**SELECTED TEXT:**

*** Begin section ***

There's a bunch of Gnome projects which require me to sign up to their specific git hosting service before I can contribute.
On most git servers, I have to fork in order to send a PR, which often means I have to create a fork on their system - which means I need to set up something to replicate it to my local machine.
It's all friction.
I'd love to see a project on (for example) GitHub and then clone it to my GitLab, work on it there, and send a PR from GL to GH.
skydhash
> If I want to fork your code and contribute back, that means I need to be on the same system as you.
You really don't. You just clone, code, commit, and send a patch (which is just one or more text files). That's it. You may just code and do a diff, if it's a simple fix.
The project may have a more complex policy to accept contributions. But a Fork and a PR is not a requirement.
edent
OK. Let's say I clone to my local machine, make some changes, and commit.
How do I submit the patch to the repo on GitHub / GitLab / CodeBerg / whatever?
Presumably I need to hunt down the maintainer's email?
webstrand
On lower frequency repos, I often look through the github forks to find patches for issues or features that were not upstreamed. Its not infrequent I find a nice feature someone implemented for themselves but didn't upstream because it wasn't quite quality enough, making a PR is a lot of effort especially when its not clear that it'll ever be accepted.

*** End section ***

**WHAT THIS TASK INVOLVES:** Reproduce the discussion about contributing to projects on git hosting services in full, word for word.

**DATA LISTING:**

*** Begin section ***

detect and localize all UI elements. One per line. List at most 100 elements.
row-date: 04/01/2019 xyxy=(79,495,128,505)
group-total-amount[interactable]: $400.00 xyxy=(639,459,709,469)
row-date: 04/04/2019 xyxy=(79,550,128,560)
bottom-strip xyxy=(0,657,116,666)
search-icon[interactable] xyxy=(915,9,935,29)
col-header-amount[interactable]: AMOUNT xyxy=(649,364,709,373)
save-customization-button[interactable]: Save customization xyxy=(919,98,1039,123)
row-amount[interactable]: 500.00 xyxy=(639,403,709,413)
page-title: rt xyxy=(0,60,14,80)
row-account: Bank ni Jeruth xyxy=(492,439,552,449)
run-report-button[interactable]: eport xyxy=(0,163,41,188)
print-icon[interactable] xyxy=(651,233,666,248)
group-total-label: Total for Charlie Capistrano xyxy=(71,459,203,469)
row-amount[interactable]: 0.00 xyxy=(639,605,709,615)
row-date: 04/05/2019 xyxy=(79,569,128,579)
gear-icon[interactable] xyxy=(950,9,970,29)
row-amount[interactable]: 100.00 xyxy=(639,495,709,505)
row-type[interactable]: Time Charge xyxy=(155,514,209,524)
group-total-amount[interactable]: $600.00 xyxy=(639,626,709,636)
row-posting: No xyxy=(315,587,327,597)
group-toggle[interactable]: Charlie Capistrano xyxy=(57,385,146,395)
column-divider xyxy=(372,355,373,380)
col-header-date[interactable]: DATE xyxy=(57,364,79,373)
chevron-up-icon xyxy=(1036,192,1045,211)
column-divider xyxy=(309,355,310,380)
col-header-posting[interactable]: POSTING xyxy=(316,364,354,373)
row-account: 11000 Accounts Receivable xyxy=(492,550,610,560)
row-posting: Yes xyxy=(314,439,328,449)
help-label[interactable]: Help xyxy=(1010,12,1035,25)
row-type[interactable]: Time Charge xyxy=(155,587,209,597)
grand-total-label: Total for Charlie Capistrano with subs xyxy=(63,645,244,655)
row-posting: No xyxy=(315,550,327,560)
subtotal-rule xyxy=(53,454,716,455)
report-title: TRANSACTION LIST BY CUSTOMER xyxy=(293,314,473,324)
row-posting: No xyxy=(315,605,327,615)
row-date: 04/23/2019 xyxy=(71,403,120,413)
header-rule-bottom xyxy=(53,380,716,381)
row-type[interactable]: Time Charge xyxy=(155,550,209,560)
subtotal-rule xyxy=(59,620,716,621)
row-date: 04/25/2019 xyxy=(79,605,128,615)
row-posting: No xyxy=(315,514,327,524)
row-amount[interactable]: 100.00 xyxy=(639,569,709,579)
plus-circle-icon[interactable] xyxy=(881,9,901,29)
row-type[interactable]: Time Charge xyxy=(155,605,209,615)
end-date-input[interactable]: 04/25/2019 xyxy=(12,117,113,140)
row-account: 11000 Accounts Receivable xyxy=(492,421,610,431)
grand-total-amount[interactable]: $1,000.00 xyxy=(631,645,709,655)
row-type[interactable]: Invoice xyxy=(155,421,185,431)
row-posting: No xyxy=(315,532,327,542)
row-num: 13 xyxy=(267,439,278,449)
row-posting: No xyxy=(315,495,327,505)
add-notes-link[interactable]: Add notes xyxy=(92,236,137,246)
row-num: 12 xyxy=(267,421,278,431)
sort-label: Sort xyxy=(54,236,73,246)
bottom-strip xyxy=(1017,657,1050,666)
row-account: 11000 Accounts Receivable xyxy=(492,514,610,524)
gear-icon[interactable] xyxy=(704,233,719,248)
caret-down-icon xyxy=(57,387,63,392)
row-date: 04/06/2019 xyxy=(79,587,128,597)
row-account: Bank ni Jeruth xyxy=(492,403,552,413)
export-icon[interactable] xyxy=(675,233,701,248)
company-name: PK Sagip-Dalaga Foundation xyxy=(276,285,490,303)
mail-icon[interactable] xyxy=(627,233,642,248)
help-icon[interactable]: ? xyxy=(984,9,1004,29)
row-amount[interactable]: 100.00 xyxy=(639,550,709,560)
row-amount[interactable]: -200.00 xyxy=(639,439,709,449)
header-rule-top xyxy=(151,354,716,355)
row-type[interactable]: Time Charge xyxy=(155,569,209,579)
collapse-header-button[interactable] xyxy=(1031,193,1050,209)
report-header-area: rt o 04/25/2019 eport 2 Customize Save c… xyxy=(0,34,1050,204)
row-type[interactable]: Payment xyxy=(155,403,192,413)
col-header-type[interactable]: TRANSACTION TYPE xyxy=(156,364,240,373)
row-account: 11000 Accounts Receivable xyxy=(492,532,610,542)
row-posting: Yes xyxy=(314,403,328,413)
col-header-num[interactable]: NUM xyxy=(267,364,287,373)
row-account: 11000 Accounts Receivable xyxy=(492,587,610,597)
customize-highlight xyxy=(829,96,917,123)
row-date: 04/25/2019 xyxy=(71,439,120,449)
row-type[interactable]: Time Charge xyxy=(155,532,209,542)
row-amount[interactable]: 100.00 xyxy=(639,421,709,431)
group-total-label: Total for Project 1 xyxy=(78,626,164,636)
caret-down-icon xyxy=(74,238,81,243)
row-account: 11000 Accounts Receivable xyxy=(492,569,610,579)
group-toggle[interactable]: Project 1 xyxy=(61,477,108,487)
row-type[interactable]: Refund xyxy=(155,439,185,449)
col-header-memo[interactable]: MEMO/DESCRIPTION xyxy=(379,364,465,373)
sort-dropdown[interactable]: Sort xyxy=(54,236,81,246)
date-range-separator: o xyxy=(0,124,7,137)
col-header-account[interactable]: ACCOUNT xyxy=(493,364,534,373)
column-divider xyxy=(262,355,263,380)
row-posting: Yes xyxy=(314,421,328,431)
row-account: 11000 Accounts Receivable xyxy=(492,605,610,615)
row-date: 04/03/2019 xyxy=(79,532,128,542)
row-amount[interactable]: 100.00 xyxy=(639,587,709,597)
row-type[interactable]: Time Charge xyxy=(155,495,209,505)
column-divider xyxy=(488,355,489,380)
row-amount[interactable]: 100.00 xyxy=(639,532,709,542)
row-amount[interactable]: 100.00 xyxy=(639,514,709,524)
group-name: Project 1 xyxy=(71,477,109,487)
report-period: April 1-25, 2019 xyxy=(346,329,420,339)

*** End section ***

**WRITTEN ANSWER:**
There's a bunch of Gnome projects which require me to sign up to their specific git hosting service before I can contribute.
On most git servers, I have to fork in order to send a PR, which often means I have to create a fork on their system - which means I need to set up something to replicate it to my local machine.
It's all friction.
I'd love to see a project on (for example) GitHub and then clone it to my GitLab, work on it there, and send a PR from GL to GH.
skydhash
> If I want to fork your code and contribute back, that means I need to be on the same system as you.
You really don't. You just clone, code, commit, and send a patch (which is just one or more text files). That's it. You may just code and do a diff, if it's a simple fix.
The project may have a more complex policy to accept contributions. But a Fork and a PR is not a requirement.
edent
OK. Let's say I clone to my local machine, make some changes, and commit.
How do I submit the patch to the repo on GitHub / GitLab / CodeBerg / whatever?
Presumably I need to hunt down the maintainer's email?
webstrand
On lower frequency repos, I often look through the github forks to find patches for issues or features that were not upstreamed. Its not infrequent I find a nice feature someone implemented for themselves but didn't upstream because it wasn't quite quality enough, making a PR is a lot of effort especially when its not clear that it'll ever be accepted.